> [Série d'exercices]:
1 – Répondez à ces questions sur le texte consacré à PhySO :
(a) Dans quelle revue et à quelle date les travaux des chercheurs sont-ils parus ?
(b) Que signifie l'acronyme PhySO ?
(c) Combien d'équations la méthode élabore-t-elle par seconde ?
2 – Transcrivez fidèlement le passage du texte consacré à PhySO qui va de « L’apprentissage profond est-il » jusqu'à « millions de nombres. » inclus.

> [Extrait du document]:
----
L’apprentissage profond est-il inévitablement synonyme de « boîtes noires »? On reproche souvent à ces méthodes leur absence de transparence résultant en des modèles inintelligibles. C’est un problème qui se pose tout particulièrement en physique, domaine dans lequel on cherche à modéliser les lois régissant notre Univers sous la forme d’équations compréhensibles et non pas de réseaux de neurones opaques constitués de millions de nombres.
Wassim Tenachi et Rodrigo Ibata, deux chercheurs en astrophysique à l’Observatoire Astronomique de Strasbourg, ainsi que Foivos Diakogiannis leur collaborateur du CSIRO (Organisation fédérale pour la recherche scientifique et industrielle en Australie) se sont attaqués à ce problème en créant un algorithme d’intelligence artificielle produisant des modèles physiques analytiques à partir de données scientifiques brutes. Leurs travaux sont parus le 11/12/2023 dans la revue américaine The Astrophysical Journal.
Manipuler des symboles mathématiques même élémentaires tels que l’addition ou la division peut s’avérer un défi complexe pour les réseaux de neurones. Toutefois, grâce aux progrès réalisés dans les techniques d’intelligence artificielle liées au traitement du langage et en s’appuyant sur les approches utilisées en calcul symbolique, il est désormais possible de créer des réseaux de neurones générant des équations.
Néanmoins, la quête de l’équation idéale modélisant parfaitement un jeu de données en ayant la liberté conjuguer pléthore de symboles mathématiques peut rapidement devenir un enfer combinatoire. Comme on vous l’a peut être répété mainte fois à l’école, en physique on ne peut pas “additionner des patates et des carottes”, par exemple on ne peut pas additionner une longueur et une vitesse car cela n’a pas de sens physiquement. Ces règles dites d’analyse dimensionnelle interdisent certaines combinaisons de symboles mathématiques lors de l’écriture d’une équation physique et permettent de grandement réduire l’espace combinatoire.
La méthode d’intelligence artificielle baptisée “PhySO” acronyme d’Optimisation Symbolique Physique conçue par ces chercheurs strasbourgeois et leur collaborateur australien élabore des milliers d’équations par seconde et apprend de façon autonome à formuler des équations de qualité croissante par essai erreur tout en capitalisant sur ces règles d’analyse dimensionnelle .
----
> [Entrées de données enregistrées]:
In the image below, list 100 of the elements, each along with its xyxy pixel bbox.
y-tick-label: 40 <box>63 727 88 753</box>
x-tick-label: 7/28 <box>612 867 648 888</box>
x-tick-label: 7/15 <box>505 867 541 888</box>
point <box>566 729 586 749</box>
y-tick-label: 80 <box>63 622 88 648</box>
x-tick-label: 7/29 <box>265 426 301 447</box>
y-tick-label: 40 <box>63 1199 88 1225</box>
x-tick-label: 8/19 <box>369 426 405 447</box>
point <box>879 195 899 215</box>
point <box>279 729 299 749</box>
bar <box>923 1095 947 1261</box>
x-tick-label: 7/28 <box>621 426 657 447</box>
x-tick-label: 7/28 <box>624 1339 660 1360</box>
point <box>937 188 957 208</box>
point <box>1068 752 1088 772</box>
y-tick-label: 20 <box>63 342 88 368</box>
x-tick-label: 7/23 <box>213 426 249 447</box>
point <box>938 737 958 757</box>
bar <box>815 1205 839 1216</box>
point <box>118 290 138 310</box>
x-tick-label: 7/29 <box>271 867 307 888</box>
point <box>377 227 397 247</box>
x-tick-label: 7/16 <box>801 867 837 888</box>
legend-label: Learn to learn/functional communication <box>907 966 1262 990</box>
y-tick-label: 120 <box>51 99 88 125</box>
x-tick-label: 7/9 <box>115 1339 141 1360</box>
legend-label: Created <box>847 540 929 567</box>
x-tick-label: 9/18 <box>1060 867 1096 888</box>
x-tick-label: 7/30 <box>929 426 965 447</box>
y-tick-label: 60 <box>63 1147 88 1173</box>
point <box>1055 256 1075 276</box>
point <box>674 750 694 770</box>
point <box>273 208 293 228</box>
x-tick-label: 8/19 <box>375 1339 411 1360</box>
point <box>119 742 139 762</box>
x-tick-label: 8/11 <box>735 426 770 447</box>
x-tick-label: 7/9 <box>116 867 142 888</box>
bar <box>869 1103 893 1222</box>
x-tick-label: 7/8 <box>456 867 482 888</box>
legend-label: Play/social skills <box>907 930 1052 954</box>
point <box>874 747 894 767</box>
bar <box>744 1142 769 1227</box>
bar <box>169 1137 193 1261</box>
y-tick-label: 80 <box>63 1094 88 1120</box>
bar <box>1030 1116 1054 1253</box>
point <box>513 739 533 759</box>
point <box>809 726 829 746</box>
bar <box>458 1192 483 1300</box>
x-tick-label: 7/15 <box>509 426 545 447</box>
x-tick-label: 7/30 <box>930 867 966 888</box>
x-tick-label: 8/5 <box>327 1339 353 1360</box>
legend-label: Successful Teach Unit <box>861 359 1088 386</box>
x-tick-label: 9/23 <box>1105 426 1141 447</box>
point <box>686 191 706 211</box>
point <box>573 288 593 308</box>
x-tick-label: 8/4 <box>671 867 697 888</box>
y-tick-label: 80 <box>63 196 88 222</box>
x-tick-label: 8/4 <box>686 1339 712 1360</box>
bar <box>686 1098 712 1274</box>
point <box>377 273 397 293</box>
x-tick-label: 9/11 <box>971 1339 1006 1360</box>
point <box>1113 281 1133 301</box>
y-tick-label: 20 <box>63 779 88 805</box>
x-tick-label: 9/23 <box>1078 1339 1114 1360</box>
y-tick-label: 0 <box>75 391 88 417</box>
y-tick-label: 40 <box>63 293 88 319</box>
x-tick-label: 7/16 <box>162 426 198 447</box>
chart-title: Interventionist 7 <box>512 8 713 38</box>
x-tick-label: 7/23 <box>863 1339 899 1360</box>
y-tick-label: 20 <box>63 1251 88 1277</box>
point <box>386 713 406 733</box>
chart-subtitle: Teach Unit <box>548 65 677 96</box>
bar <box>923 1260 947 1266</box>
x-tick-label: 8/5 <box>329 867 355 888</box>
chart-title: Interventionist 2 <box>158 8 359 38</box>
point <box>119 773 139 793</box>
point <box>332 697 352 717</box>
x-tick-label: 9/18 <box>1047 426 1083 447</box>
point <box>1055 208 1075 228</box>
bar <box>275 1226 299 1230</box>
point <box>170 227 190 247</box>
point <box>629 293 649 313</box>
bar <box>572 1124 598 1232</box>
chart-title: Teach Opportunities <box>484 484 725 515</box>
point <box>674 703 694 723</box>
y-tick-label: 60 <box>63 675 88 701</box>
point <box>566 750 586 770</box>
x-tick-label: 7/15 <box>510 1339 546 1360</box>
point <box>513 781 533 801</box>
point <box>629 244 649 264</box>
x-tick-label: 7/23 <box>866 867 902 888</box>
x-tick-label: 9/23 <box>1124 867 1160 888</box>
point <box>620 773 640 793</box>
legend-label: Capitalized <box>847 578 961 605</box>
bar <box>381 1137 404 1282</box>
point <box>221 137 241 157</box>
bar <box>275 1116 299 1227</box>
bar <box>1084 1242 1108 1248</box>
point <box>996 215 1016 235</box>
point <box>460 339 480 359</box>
----
> [Corrigé des exercices]:
1 –
(a) Dans la revue américaine The Astrophysical Journal, le 11/12/2023.
(b) Optimisation Symbolique Physique.
(c) Des milliers d'équations par seconde.

2 –
L’apprentissage profond est-il inévitablement synonyme de « boîtes noires »? On reproche souvent à ces méthodes leur absence de transparence résultant en des modèles inintelligibles. C’est un problème qui se pose tout particulièrement en physique, domaine dans lequel on cherche à modéliser les lois régissant notre Univers sous la forme d’équations compréhensibles et non pas de réseaux de neurones opaques constitués de millions de nombres.